Count each line in which the word "value" appears. Reply with the total and nothing more.

## Rows from a figure dataset
━━━━━━━━━━━━━━━━━━━━━━━━━━━━━━
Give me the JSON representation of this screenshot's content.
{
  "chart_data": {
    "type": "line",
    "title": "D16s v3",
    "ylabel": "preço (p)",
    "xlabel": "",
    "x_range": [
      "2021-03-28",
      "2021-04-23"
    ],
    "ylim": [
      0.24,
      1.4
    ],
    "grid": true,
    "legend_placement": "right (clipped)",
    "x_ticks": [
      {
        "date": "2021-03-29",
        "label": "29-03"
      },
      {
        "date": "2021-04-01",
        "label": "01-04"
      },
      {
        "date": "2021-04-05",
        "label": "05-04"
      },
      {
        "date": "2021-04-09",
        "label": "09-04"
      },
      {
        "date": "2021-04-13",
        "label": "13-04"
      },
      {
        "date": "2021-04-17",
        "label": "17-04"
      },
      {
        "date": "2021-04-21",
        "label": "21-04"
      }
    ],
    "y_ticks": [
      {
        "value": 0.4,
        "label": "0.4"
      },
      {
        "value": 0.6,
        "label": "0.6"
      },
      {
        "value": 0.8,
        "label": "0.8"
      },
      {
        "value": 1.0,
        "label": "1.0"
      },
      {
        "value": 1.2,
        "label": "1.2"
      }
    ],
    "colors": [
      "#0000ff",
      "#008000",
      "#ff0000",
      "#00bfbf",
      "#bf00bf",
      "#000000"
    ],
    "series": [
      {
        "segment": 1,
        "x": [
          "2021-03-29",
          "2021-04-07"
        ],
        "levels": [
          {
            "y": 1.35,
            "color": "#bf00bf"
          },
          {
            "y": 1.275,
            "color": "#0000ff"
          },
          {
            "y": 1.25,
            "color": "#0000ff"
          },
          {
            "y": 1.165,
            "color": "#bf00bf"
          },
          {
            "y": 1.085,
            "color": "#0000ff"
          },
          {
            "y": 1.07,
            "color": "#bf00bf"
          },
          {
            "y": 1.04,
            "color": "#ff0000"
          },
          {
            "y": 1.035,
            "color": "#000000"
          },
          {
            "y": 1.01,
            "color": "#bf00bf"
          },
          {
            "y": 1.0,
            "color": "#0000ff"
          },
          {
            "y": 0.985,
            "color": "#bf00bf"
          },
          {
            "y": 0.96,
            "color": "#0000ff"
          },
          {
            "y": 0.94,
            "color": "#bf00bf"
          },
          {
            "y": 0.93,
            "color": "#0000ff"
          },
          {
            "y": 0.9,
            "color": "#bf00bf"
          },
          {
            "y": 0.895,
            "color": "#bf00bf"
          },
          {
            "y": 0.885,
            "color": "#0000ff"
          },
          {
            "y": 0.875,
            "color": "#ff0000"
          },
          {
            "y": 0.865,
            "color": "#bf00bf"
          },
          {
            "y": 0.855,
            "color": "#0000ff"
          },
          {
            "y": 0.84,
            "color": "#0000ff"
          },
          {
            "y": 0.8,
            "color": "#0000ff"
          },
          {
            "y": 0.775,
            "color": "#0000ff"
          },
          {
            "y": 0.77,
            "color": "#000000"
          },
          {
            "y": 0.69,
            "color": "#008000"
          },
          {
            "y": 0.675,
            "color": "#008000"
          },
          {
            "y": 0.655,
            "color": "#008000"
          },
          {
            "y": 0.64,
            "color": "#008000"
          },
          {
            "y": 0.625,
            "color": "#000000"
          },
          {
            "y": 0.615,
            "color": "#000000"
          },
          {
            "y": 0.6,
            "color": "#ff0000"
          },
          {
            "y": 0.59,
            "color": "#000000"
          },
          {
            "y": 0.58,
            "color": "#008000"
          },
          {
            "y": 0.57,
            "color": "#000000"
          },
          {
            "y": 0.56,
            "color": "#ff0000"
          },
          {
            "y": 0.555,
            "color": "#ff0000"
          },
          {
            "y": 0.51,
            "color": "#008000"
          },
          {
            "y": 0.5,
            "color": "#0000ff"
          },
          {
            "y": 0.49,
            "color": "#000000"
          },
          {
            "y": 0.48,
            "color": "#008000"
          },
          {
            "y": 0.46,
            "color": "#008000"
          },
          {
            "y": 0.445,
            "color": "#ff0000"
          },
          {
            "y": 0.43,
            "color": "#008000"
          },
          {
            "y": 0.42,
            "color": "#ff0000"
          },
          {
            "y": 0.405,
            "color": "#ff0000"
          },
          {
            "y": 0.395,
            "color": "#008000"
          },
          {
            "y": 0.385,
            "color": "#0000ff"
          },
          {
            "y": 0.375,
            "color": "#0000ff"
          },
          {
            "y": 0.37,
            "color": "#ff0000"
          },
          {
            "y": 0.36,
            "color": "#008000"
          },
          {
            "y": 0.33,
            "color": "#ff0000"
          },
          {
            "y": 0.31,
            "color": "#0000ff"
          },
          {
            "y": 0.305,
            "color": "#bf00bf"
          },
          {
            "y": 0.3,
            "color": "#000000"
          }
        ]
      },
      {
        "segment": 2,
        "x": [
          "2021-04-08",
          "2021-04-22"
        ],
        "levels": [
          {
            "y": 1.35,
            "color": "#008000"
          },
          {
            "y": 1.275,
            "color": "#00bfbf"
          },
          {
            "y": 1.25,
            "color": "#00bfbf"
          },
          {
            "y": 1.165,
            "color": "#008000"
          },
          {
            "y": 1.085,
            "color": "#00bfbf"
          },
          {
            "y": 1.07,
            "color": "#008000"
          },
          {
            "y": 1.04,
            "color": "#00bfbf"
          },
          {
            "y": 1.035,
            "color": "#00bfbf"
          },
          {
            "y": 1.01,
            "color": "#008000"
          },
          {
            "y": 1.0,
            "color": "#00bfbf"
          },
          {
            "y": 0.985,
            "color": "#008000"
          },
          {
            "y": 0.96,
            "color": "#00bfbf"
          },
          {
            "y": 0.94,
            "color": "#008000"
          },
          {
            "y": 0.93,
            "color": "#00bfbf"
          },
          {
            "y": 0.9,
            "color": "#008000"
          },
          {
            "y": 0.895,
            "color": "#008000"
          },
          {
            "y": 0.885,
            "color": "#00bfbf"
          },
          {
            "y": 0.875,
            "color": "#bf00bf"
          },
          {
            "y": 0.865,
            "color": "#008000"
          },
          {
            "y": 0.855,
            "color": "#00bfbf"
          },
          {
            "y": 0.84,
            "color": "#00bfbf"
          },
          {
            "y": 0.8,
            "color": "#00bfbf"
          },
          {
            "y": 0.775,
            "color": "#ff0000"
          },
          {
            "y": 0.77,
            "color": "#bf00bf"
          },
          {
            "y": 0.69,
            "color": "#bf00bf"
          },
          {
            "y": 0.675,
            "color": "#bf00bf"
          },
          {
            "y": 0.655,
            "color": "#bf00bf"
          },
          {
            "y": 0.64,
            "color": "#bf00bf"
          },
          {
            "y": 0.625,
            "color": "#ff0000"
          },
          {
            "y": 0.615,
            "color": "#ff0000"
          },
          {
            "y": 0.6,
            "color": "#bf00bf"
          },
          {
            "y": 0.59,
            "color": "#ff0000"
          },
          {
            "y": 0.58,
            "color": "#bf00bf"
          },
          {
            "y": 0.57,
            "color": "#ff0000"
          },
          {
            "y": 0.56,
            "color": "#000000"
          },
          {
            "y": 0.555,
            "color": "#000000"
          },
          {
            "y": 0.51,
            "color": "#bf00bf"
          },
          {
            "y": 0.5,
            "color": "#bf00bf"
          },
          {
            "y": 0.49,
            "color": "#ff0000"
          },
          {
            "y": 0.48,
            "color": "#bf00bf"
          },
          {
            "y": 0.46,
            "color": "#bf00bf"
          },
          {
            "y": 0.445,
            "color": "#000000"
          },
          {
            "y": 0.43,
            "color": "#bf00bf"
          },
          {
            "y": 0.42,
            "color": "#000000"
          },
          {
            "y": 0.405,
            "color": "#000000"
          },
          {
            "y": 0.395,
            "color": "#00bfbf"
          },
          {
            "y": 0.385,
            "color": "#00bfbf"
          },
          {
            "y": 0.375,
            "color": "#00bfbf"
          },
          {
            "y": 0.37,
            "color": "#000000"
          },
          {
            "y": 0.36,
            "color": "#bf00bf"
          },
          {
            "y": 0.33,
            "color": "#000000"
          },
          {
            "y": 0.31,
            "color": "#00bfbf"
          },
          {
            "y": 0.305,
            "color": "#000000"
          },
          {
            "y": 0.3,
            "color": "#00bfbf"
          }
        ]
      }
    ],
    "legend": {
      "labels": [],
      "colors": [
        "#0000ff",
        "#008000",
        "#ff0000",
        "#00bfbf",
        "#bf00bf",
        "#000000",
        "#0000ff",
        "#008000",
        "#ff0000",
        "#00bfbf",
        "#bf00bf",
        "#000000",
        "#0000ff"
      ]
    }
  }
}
━━━━━━━━━━━━━━━━━━━━━━━━━━━━━━
## Written answer
5